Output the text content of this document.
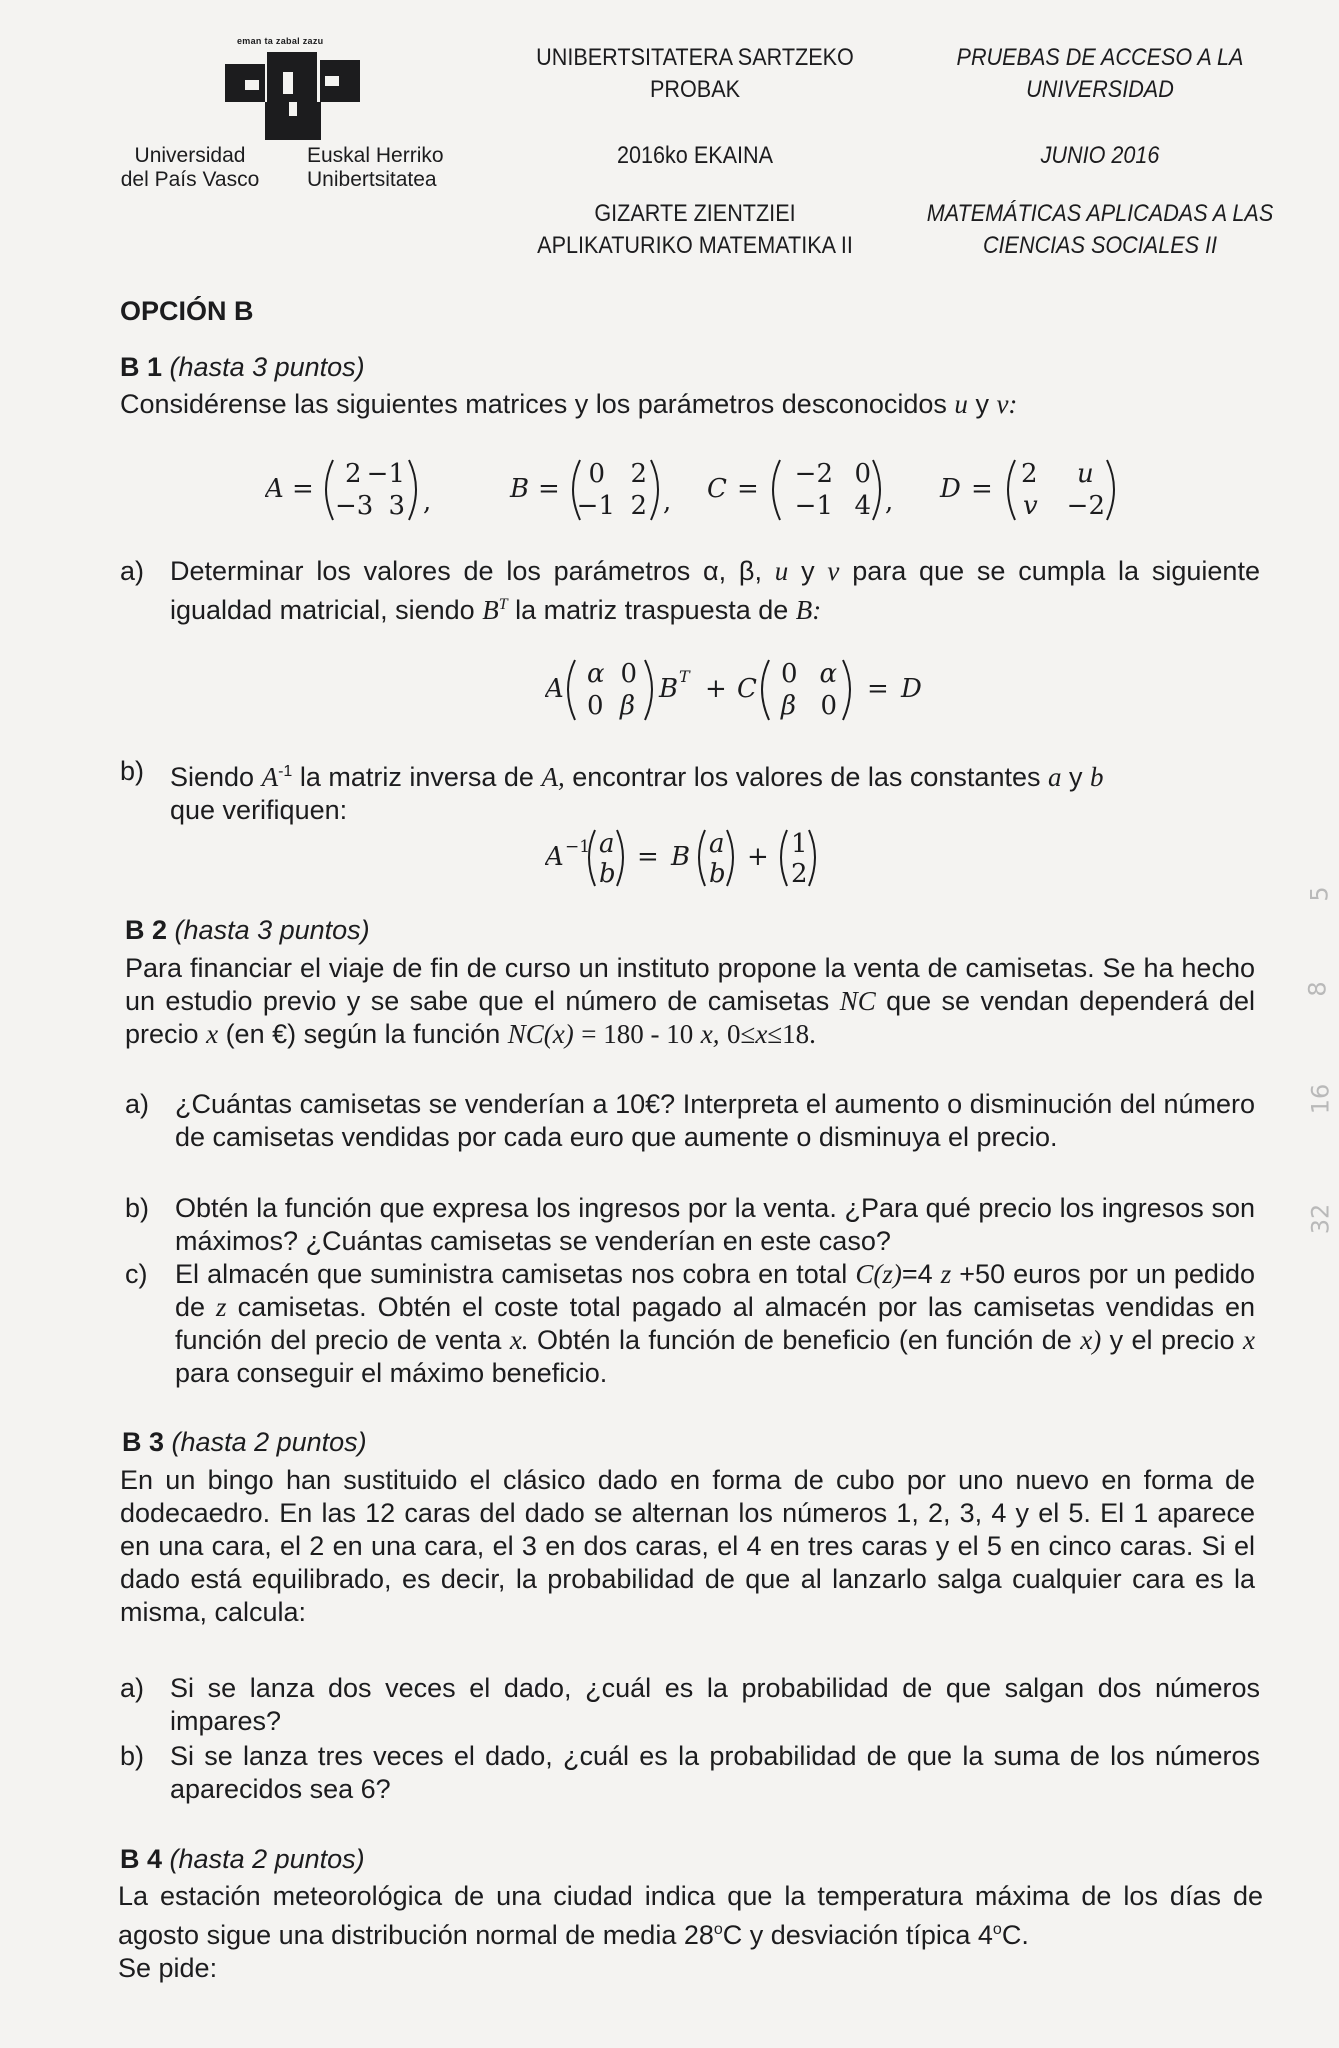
eman ta zabal zazu
Universidad
del País Vasco
Euskal Herriko
Unibertsitatea
UNIBERTSITATERA SARTZEKO
PROBAK
PRUEBAS DE ACCESO A LA
UNIVERSIDAD
2016ko EKAINA	JUNIO 2016
GIZARTE ZIENTZIEI
APLIKATURIKO MATEMATIKA II
MATEMÁTICAS APLICADAS A LAS
CIENCIAS SOCIALES II
OPCIÓN B
B 1 (hasta 3 puntos)
Considérense las siguientes matrices y los parámetros desconocidos u y v:
A = 2 −1
−3 3 ,	B = 0 2
−1 2 , C = −2 0
−1 4 , D = 2 u
v −2
a) Determinar los valores de los parámetros α, β, u y v para que se cumpla la siguiente igualdad matricial, siendo $B^T$ la matriz traspuesta de B:
A α 0
0 β
B T + C 0 α
β 0
= D
b) Siendo $A^{-1}$ la matriz inversa de A, encontrar los valores de las constantes a y b
que verifiquen:
A −1 a
b
= B a
b
+ 1
2
B 2 (hasta 3 puntos)
Para financiar el viaje de fin de curso un instituto propone la venta de camisetas. Se ha hecho un estudio previo y se sabe que el número de camisetas NC que se vendan dependerá del precio x (en €) según la función NC(x) = 180 - 10 x, 0≤x≤18.
a) ¿Cuántas camisetas se venderían a 10€? Interpreta el aumento o disminución del número de camisetas vendidas por cada euro que aumente o disminuya el precio.
b) Obtén la función que expresa los ingresos por la venta. ¿Para qué precio los ingresos son máximos? ¿Cuántas camisetas se venderían en este caso?
c)	El almacén que suministra camisetas nos cobra en total C(z)=4 z +50 euros por un pedido de z camisetas. Obtén el coste total pagado al almacén por las camisetas vendidas en función del precio de venta x. Obtén la función de beneficio (en función de x) y el precio x para conseguir el máximo beneficio.
B 3 (hasta 2 puntos)
En un bingo han sustituido el clásico dado en forma de cubo por uno nuevo en forma de dodecaedro. En las 12 caras del dado se alternan los números 1, 2, 3, 4 y el 5. El 1 aparece en una cara, el 2 en una cara, el 3 en dos caras, el 4 en tres caras y el 5 en cinco caras. Si el dado está equilibrado, es decir, la probabilidad de que al lanzarlo salga cualquier cara es la misma, calcula:
a) Si se lanza dos veces el dado, ¿cuál es la probabilidad de que salgan dos números impares?
b) Si se lanza tres veces el dado, ¿cuál es la probabilidad de que la suma de los números aparecidos sea 6?
B 4 (hasta 2 puntos)
La estación meteorológica de una ciudad indica que la temperatura máxima de los días de agosto sigue una distribución normal de media 28$^o$C y desviación típica 4$^o$C.
Se pide:
5
8
16
32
= = = = =
Problem » Repeat the material above in full and exactly, omitting the pictures.

Solved exercise »
Output the text content of this document.
eman ta zabal zazu
Universidad
del País Vasco
Euskal Herriko
Unibertsitatea
UNIBERTSITATERA SARTZEKO
PROBAK
PRUEBAS DE ACCESO A LA
UNIVERSIDAD
2016ko EKAINA	JUNIO 2016
GIZARTE ZIENTZIEI
APLIKATURIKO MATEMATIKA II
MATEMÁTICAS APLICADAS A LAS
CIENCIAS SOCIALES II
OPCIÓN B
B 1 (hasta 3 puntos)
Considérense las siguientes matrices y los parámetros desconocidos u y v:
A = 2 −1
−3 3 ,	B = 0 2
−1 2 , C = −2 0
−1 4 , D = 2 u
v −2
a) Determinar los valores de los parámetros α, β, u y v para que se cumpla la siguiente igualdad matricial, siendo $B^T$ la matriz traspuesta de B:
A α 0
0 β
B T + C 0 α
β 0
= D
b) Siendo $A^{-1}$ la matriz inversa de A, encontrar los valores de las constantes a y b
que verifiquen:
A −1 a
b
= B a
b
+ 1
2
B 2 (hasta 3 puntos)
Para financiar el viaje de fin de curso un instituto propone la venta de camisetas. Se ha hecho un estudio previo y se sabe que el número de camisetas NC que se vendan dependerá del precio x (en €) según la función NC(x) = 180 - 10 x, 0≤x≤18.
a) ¿Cuántas camisetas se venderían a 10€? Interpreta el aumento o disminución del número de camisetas vendidas por cada euro que aumente o disminuya el precio.
b) Obtén la función que expresa los ingresos por la venta. ¿Para qué precio los ingresos son máximos? ¿Cuántas camisetas se venderían en este caso?
c)	El almacén que suministra camisetas nos cobra en total C(z)=4 z +50 euros por un pedido de z camisetas. Obtén el coste total pagado al almacén por las camisetas vendidas en función del precio de venta x. Obtén la función de beneficio (en función de x) y el precio x para conseguir el máximo beneficio.
B 3 (hasta 2 puntos)
En un bingo han sustituido el clásico dado en forma de cubo por uno nuevo en forma de dodecaedro. En las 12 caras del dado se alternan los números 1, 2, 3, 4 y el 5. El 1 aparece en una cara, el 2 en una cara, el 3 en dos caras, el 4 en tres caras y el 5 en cinco caras. Si el dado está equilibrado, es decir, la probabilidad de que al lanzarlo salga cualquier cara es la misma, calcula:
a) Si se lanza dos veces el dado, ¿cuál es la probabilidad de que salgan dos números impares?
b) Si se lanza tres veces el dado, ¿cuál es la probabilidad de que la suma de los números aparecidos sea 6?
B 4 (hasta 2 puntos)
La estación meteorológica de una ciudad indica que la temperatura máxima de los días de agosto sigue una distribución normal de media 28$^o$C y desviación típica 4$^o$C.
Se pide:
5
8
16
32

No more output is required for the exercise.